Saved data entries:
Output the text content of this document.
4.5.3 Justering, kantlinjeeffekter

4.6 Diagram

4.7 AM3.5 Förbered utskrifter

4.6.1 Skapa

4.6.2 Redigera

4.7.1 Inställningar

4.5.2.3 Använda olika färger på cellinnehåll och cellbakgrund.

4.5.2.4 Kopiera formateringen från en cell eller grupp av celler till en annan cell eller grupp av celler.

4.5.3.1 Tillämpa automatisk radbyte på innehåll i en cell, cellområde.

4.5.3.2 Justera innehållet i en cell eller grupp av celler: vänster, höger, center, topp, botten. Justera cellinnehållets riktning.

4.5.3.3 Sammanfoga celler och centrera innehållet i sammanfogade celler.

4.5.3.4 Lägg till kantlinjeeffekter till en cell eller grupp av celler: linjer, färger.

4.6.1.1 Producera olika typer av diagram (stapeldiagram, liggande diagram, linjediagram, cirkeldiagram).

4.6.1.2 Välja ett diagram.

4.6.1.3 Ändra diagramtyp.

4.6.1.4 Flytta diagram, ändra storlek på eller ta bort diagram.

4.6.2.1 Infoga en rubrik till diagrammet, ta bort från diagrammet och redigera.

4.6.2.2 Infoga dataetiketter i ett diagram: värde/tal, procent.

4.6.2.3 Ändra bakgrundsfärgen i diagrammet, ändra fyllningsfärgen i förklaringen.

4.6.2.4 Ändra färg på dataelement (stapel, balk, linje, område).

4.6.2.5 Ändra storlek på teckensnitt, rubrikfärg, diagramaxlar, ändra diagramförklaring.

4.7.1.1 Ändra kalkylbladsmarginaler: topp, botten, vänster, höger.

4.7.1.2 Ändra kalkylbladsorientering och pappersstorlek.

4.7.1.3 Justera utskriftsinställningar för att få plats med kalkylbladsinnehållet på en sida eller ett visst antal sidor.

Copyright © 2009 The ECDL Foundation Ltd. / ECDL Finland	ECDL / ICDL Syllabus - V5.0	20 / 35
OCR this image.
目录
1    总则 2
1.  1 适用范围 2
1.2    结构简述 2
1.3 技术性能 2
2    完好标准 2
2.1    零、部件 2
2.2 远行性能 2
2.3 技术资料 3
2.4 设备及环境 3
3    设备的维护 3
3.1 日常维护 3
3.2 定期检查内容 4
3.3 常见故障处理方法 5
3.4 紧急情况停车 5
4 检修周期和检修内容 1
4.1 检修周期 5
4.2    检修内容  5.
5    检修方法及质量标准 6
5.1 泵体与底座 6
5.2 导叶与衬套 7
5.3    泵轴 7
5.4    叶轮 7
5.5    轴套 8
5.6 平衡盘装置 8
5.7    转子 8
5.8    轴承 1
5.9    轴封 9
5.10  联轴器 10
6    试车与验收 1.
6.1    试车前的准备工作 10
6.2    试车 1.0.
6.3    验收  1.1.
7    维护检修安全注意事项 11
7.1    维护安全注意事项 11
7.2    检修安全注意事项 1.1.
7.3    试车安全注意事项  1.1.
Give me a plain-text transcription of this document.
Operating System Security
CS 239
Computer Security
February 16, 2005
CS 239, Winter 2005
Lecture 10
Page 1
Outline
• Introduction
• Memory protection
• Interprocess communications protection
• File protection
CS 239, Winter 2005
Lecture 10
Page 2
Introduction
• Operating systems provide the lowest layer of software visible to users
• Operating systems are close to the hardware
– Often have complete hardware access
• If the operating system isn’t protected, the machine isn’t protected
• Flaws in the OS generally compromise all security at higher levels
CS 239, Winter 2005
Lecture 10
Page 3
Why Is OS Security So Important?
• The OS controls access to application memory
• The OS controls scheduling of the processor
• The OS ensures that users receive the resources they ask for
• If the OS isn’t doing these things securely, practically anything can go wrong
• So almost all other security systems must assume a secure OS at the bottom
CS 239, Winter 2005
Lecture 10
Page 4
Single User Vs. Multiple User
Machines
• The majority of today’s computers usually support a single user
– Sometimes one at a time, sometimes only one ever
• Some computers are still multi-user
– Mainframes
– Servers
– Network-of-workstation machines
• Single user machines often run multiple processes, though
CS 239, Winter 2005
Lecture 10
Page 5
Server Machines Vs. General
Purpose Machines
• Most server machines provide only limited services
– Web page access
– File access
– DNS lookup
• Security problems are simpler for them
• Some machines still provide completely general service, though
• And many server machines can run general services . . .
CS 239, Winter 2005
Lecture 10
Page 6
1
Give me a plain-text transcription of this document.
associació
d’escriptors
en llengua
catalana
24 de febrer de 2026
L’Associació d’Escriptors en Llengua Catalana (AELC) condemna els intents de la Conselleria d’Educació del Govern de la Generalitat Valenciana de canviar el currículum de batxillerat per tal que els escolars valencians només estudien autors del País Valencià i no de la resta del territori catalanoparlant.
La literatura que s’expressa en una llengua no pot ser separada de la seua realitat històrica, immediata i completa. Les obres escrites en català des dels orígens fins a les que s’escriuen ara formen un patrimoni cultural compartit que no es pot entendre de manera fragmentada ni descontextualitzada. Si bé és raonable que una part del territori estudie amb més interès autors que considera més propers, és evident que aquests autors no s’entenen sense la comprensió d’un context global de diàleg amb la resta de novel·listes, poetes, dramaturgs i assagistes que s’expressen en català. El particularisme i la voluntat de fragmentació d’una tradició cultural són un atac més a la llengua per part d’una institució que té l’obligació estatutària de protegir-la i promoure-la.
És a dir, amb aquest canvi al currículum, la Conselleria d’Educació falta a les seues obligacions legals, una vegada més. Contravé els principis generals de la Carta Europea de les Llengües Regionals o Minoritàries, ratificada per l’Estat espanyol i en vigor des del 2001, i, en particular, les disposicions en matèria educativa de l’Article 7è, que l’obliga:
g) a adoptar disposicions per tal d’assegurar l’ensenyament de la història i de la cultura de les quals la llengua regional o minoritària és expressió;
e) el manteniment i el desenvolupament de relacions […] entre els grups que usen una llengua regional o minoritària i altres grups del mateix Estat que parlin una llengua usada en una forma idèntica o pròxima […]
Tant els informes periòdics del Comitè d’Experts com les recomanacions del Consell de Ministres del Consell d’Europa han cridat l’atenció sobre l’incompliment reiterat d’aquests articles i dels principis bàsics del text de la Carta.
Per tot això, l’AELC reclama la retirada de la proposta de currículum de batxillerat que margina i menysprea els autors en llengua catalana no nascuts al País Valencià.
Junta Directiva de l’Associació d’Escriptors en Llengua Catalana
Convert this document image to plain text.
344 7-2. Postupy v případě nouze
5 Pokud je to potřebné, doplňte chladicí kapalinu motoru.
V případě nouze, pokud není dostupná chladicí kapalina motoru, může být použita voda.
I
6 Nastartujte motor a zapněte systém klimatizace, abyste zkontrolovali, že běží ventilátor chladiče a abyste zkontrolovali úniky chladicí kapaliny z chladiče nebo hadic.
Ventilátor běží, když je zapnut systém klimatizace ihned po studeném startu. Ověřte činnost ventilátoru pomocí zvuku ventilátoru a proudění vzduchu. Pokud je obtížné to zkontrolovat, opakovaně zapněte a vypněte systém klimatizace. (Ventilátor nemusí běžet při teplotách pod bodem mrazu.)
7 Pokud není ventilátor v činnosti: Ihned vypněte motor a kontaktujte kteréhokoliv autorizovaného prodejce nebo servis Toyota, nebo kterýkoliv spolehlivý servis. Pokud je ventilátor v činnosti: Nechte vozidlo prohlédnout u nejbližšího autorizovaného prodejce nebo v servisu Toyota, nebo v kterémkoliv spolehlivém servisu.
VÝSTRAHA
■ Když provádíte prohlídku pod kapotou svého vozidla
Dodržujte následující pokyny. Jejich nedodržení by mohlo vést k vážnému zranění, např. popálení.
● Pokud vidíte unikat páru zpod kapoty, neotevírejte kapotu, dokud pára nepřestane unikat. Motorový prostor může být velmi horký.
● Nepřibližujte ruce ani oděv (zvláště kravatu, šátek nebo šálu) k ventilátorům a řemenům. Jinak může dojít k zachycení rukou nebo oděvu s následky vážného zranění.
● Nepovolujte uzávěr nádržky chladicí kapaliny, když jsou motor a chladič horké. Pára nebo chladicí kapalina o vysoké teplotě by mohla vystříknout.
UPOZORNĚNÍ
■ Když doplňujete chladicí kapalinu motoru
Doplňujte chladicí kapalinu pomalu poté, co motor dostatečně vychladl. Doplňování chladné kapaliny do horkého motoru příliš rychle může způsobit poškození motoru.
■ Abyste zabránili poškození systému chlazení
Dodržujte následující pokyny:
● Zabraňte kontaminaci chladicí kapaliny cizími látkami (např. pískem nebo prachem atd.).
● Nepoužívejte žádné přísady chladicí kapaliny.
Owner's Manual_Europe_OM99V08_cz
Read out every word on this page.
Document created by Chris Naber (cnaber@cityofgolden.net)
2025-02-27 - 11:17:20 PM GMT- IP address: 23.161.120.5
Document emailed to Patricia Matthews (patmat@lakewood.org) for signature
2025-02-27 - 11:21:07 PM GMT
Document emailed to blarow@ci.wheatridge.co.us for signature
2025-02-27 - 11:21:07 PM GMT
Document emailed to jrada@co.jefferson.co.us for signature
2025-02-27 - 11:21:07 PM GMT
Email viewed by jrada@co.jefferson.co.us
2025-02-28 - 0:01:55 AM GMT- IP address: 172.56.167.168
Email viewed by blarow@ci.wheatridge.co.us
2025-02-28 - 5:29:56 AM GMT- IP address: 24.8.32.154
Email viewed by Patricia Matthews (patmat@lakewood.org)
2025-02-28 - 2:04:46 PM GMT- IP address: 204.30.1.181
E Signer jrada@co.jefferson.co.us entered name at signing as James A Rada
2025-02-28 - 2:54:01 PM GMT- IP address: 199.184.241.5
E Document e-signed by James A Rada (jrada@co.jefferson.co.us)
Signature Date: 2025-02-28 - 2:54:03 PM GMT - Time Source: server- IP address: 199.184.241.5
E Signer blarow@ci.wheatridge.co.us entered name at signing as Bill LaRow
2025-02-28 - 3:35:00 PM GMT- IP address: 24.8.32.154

Required task: Scan the listing above. Collect all lines with the word "topp".

Answer below:
4.5.3.2 Justera innehållet i en cell eller grupp av celler: vänster, höger, center, topp, botten. Justera cellinnehållets riktning.
4.7.1.1 Ändra kalkylbladsmarginaler: topp, botten, vänster, höger.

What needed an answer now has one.